- **What you have to do**: From the passage on women in newsroom leadership, reproduce word for word the stretch starting at "Barbara Cochran, who" and ending at "as role models.".

- **Extract to read**:
┌────────

Kathleen Carroll, the executive editor for the Associated Press, calls it “snobbery” to focus on the Times and a select few other large publications when gauging the state of women in modern media leadership. Women, she notes, run plenty of newsrooms, large and small. Women hold the top positions at NBC News and at Al Jazeera America, at Time, Mother Jones, Harper’s, and National Geographic, at Slate and The Huffington Post. Carroll herself runs one of the largest news-gathering organizations in the world. According to the latest ASNE newsroom census, 63 percent of the news organizations surveyed have at least one woman among the top three editors.
“The focus has been on the old ASNE ladder of success, and I just think there’s more going on in more news organizations than the shorthand conversation about this has revealed,” Carroll says. “Do news organizations need to do a better job of having newsrooms that reflect the communities they cover? Absolutely. Is this a gender-only issue? Absolutely not.” (It’s definitely not a gender-only issue. In the most recent ASNE and RTDNA surveys, minorities made up just 11 percent of newspaper supervisors, 14 percent of TV news directors, and 12 percent of radio news directors.)
Barbara Cochran, who worked in print before becoming vice president for news at NPR and vice president and Washington bureau chief for CBS News, sees things changing for the better, too. She remembers the days in the early 1970s when the National Press Club was male only. Women had to sit upstairs in the balcony and were not allowed to ask questions. Now in TV, she observes, the number of female news directors is increasing: “It used to be that a female news director would be in a smaller market or working for a less popular network affiliate. Now you find them at all levels, all market sizes. There’s been growth, for sure.”
NPR has had strong women’s voices from the start, Cochran points out: Cokie Roberts, Linda Wertheimer, Nina Totenberg, and more recently Melissa Block and Renee Montagne, people to whom young journalists can look as role models.
Still, Cochran believes more needs to be done: “I think companies thought, ‘Oh, this problem was solved.’ And now we’re recognizing that it’s much more subtle, much more difficult.” She cites an ABC mentorship program in which senior male executives mentored younger colleagues, many of them women and people of color. “That was a very valuable thing, to have somebody you can talk to,” Cochran says. “A lot of times you’re afraid to ask for help. Programs like that can really make a difference.”
This kind of sensitivity to gender and racial balance has made a difference at Al Jazeera America, according to Kate O’Brian, the network’s president. “If you came into our newsroom, you’d be quite taken by the gender, age, and racial diversity,” she says. There are two women on the senior editorial team and a number of women among the senior executive producers as well as in the technical department. “The ability to sit in a room with people of different backgrounds, different ages, different nationalities, and discuss how we’re covering the various stories, there’s no substitute for it,” O’Brian explains. “There are a million different perspectives and if you don’t hear them, you’re not going to be able to explore all sides of the story.”

└────────

[Boxed element entries]
┌────────

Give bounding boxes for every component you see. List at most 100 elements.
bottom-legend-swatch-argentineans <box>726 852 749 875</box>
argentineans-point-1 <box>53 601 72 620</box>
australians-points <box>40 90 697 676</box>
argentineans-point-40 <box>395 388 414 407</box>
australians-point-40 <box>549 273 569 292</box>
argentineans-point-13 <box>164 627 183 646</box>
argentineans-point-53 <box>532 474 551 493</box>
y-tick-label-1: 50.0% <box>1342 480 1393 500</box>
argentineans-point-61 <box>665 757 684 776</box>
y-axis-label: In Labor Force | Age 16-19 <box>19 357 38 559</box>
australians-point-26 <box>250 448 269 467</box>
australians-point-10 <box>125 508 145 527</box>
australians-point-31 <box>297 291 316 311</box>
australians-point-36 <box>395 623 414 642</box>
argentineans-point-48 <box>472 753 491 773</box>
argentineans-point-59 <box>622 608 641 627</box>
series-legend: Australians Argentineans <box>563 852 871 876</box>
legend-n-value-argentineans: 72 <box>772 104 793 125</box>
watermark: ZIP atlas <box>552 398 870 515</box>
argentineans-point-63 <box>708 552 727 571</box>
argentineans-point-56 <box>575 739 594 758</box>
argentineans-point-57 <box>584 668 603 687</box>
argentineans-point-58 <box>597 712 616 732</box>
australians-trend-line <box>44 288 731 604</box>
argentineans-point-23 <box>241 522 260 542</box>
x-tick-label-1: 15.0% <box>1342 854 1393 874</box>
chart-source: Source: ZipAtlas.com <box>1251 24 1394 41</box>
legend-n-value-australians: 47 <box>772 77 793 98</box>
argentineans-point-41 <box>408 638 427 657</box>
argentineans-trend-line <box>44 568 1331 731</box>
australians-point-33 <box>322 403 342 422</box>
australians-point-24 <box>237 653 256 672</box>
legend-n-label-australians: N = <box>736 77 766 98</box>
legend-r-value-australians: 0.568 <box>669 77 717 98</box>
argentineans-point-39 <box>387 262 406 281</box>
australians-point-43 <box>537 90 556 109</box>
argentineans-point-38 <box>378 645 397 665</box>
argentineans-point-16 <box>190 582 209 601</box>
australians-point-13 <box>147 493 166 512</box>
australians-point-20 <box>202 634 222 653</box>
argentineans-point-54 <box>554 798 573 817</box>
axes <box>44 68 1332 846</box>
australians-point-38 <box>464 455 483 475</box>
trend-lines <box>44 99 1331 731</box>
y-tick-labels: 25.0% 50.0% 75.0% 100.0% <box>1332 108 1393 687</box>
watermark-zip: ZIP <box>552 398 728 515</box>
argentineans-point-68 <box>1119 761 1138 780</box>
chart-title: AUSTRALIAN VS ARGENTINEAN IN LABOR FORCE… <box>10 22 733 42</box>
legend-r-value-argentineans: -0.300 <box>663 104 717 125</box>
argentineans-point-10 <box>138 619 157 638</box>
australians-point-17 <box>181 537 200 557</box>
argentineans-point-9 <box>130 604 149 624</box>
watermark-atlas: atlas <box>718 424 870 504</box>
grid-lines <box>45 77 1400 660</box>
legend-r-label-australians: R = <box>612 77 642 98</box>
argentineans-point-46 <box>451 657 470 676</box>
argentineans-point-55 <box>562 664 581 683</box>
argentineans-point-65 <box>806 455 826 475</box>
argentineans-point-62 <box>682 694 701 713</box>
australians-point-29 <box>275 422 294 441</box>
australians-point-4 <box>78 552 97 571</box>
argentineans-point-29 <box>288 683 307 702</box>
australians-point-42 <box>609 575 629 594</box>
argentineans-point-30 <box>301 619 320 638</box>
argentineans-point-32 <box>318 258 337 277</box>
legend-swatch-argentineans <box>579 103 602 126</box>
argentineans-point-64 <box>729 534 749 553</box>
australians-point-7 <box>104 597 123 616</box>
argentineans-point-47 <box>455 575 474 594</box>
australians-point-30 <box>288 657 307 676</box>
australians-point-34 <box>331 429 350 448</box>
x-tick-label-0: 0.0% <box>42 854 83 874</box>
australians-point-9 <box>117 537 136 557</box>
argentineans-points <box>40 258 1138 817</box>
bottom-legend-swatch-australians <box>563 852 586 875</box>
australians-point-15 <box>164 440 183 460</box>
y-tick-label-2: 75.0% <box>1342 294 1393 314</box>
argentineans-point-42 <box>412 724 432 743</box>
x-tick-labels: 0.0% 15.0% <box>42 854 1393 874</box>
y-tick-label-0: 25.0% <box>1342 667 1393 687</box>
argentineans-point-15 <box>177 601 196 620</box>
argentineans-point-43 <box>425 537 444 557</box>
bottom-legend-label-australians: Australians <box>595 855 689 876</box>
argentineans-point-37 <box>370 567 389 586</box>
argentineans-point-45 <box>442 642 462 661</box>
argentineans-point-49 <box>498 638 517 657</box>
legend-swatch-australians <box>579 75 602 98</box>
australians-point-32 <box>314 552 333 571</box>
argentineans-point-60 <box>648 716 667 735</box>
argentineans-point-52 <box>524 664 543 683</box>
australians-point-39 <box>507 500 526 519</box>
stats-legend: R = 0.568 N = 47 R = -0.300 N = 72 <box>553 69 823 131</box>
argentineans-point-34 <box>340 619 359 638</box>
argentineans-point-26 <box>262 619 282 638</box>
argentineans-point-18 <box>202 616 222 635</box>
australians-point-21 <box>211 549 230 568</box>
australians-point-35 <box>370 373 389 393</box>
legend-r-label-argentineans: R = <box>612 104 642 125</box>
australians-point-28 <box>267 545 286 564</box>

└────────
┌────────

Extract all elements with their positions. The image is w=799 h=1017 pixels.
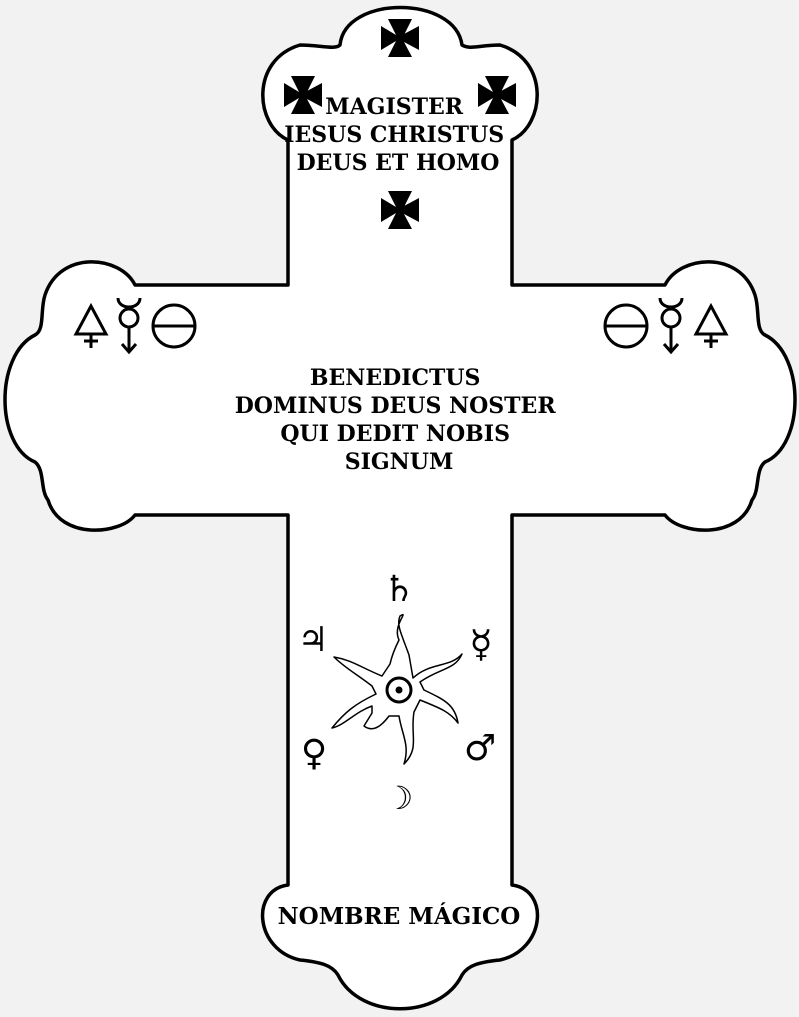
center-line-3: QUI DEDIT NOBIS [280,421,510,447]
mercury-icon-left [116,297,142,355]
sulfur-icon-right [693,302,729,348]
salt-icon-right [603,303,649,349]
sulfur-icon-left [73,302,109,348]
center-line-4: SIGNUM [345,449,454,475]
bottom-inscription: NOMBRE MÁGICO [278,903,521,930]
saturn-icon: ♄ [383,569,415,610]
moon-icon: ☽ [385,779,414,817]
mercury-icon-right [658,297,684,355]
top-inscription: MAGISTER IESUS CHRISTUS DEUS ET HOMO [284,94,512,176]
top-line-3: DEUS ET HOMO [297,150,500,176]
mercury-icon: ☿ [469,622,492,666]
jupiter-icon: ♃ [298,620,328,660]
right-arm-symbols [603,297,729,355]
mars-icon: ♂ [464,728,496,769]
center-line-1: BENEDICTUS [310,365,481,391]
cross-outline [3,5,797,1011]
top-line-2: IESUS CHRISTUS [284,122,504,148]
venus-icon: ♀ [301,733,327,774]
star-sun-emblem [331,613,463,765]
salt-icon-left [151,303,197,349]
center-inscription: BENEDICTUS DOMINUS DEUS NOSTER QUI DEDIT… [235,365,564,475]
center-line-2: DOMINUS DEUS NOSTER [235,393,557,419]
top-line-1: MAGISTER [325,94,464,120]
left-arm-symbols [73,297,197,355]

└────────

- **Answer to the problem**:
Barbara Cochran, who worked in print before becoming vice president for news at NPR and vice president and Washington bureau chief for CBS News, sees things changing for the better, too. She remembers the days in the early 1970s when the National Press Club was male only. Women had to sit upstairs in the balcony and were not allowed to ask questions. Now in TV, she observes, the number of female news directors is increasing: “It used to be that a female news director would be in a smaller market or working for a less popular network affiliate. Now you find them at all levels, all market sizes. There’s been growth, for sure.”
NPR has had strong women’s voices from the start, Cochran points out: Cokie Roberts, Linda Wertheimer, Nina Totenberg, and more recently Melissa Block and Renee Montagne, people to whom young journalists can look as role models.